▶ **Trecho selecionado**:
::::

O presidente da Comissão Parlamentar Mista de Inquérito (CPMI) do INSS, Carlos Viana, anunciou que apresentará um requerimento para convidar o ministro do Supremo Tribunal Federal (STF), Flávio Dino, a comparecer ao colegiado. O objetivo é que o magistrado explique os fundamentos jurídicos da decisão que suspendeu as quebras de sigilo de Fábio Luís Lula da Silva, filho do presidente Lula, aprovadas pela comissão.
Na quinta-feira, Flávio Dino anulou a quebra dos sigilos bancário e fiscal de Lulinha e de outras pessoas investigadas, como a empresária Roberta Luchsinger. O ministro justificou que os requerimentos haviam sido aprovados sem a devida fundamentação individualizada, o que poderia gerar insegurança jurídica e comprometer a investigação parlamentar.

::::

▶ **Material fornecido**:

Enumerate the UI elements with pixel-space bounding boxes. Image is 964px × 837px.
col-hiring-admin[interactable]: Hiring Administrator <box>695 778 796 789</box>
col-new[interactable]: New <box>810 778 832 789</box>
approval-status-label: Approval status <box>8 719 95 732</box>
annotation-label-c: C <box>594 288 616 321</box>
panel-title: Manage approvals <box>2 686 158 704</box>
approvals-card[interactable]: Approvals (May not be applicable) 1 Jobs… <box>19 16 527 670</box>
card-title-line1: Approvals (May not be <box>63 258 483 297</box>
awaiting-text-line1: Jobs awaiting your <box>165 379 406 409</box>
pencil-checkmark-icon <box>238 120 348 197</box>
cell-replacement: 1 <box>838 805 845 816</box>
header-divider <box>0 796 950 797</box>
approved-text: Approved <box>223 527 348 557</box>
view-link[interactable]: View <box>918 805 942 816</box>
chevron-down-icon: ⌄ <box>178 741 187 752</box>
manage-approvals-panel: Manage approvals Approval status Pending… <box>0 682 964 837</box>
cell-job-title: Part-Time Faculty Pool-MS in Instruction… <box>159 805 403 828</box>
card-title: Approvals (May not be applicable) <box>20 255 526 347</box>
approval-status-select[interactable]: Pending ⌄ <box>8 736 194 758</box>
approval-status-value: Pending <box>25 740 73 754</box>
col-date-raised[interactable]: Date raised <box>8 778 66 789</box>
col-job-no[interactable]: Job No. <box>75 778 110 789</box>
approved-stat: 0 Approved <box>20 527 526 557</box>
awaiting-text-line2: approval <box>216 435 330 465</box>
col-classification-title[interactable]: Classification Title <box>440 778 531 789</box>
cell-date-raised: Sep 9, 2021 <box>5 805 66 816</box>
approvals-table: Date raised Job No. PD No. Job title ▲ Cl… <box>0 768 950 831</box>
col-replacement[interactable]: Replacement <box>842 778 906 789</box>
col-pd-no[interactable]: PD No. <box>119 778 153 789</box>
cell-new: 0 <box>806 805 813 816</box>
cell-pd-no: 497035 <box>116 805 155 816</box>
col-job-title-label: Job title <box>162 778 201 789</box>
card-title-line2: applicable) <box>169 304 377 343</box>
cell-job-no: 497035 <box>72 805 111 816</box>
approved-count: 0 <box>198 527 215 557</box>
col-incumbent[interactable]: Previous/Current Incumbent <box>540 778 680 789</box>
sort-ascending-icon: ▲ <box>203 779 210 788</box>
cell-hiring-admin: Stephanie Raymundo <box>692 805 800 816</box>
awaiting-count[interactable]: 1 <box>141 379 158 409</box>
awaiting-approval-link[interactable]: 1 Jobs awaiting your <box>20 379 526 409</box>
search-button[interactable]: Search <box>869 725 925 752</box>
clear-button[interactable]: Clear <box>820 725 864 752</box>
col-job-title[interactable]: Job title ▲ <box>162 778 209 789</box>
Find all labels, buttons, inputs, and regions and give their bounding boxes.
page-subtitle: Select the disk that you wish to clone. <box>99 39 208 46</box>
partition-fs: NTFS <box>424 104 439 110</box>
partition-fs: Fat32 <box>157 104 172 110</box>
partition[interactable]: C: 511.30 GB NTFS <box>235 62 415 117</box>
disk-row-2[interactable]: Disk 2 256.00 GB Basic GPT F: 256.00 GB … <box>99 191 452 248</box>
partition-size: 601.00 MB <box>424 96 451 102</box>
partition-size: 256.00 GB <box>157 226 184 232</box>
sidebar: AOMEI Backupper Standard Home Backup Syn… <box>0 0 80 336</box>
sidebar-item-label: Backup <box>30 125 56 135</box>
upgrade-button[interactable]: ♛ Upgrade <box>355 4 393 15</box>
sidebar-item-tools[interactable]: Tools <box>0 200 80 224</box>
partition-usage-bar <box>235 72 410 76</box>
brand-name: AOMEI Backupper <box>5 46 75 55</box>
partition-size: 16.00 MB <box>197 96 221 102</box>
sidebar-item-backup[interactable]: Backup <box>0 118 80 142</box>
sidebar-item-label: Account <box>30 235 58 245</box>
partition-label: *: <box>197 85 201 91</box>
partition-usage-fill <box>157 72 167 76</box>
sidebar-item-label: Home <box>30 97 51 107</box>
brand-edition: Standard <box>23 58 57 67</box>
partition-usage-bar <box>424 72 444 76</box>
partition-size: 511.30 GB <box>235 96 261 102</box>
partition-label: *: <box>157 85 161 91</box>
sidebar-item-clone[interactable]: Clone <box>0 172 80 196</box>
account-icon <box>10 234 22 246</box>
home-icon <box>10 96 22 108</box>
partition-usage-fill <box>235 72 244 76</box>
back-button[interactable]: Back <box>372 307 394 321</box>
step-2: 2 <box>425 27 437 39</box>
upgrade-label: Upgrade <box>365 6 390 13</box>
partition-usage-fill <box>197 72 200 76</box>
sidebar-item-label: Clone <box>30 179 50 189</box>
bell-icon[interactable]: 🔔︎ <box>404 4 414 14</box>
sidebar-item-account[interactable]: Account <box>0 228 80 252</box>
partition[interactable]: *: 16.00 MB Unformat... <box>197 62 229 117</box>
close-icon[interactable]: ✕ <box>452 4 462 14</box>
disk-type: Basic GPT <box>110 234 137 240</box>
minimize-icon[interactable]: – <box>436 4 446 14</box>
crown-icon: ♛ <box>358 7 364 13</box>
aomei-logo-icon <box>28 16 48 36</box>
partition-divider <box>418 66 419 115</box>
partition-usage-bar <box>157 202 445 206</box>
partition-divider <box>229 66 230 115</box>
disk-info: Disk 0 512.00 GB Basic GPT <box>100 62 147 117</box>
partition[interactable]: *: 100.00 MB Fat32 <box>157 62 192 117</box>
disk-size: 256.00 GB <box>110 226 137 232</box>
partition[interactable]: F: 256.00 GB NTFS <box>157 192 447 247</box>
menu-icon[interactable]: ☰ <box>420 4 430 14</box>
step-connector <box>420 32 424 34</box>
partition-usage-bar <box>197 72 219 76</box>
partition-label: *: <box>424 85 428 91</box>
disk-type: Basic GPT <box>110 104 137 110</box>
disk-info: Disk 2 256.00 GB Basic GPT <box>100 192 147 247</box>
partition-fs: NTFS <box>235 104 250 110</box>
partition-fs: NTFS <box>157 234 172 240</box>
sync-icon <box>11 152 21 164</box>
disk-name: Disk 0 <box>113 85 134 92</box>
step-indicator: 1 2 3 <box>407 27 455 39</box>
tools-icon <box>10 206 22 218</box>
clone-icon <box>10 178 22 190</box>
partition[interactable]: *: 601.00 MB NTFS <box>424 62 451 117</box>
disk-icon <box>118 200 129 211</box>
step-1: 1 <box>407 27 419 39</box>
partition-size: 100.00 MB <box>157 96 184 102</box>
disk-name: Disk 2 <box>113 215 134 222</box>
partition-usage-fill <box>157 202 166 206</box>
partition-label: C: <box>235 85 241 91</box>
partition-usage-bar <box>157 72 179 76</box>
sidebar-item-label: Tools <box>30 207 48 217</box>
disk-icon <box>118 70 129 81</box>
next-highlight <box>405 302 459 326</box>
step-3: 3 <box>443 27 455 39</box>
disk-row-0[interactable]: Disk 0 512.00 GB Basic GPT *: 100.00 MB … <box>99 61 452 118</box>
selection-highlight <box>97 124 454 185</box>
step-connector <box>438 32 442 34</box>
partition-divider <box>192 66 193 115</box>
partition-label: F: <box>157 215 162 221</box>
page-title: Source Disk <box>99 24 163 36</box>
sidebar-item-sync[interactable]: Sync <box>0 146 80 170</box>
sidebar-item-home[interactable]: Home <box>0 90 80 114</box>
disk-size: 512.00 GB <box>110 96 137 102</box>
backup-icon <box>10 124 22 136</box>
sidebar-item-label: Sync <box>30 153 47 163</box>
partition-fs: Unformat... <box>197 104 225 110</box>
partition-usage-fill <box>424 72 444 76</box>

::::

▶ **Tarefa 1**: Copie do texto sobre a CPMI do INSS o trecho que começa nas palavras "O presidente da" e termina em "a investigação parlamentar.".
▶ **Tarefa 2**: Segundo o texto sobre a CPMI do INSS, que empresária também teve a quebra de sigilos anulada por Flávio Dino?
▶ **Tarefa 3**: Prossiga com o texto sobre a CPMI do INSS a partir da última frase apresentada.
As linhas não têm papel algum nesta atividade.

▶ **Resposta escrita 1**:
O presidente da Comissão Parlamentar Mista de Inquérito (CPMI) do INSS, Carlos Viana, anunciou que apresentará um requerimento para convidar o ministro do Supremo Tribunal Federal (STF), Flávio Dino, a comparecer ao colegiado. O objetivo é que o magistrado explique os fundamentos jurídicos da decisão que suspendeu as quebras de sigilo de Fábio Luís Lula da Silva, filho do presidente Lula, aprovadas pela comissão.
Na quinta-feira, Flávio Dino anulou a quebra dos sigilos bancário e fiscal de Lulinha e de outras pessoas investigadas, como a empresária Roberta Luchsinger. O ministro justificou que os requerimentos haviam sido aprovados sem a devida fundamentação individualizada, o que poderia gerar insegurança jurídica e comprometer a investigação parlamentar.

▶ **Resposta escrita 2**: Roberta Luchsinger.

▶ **Resposta escrita 3**:
Carlos Viana destacou que o convite ao ministro busca promover o diálogo entre os Poderes, considerando as consequências da decisão nos trabalhos da CPMI. Ele enfatizou a importância de que o Parlamento e a sociedade conheçam os fundamentos jurídicos que motivaram a decisão, dada a relevância do assunto.
A decisão de Flávio Dino afeta apenas o âmbito do Poder Legislativo, não invalidando investigações já em andamento na Justiça. Em janeiro, o ministro André Mendonça autorizou a Polícia Federal a quebrar sigilos de Lulinha, que é investigado por suposto envolvimento em fraudes relacionadas a descontos e operações financeiras que afetaram aposentados e pensionistas no Brasil.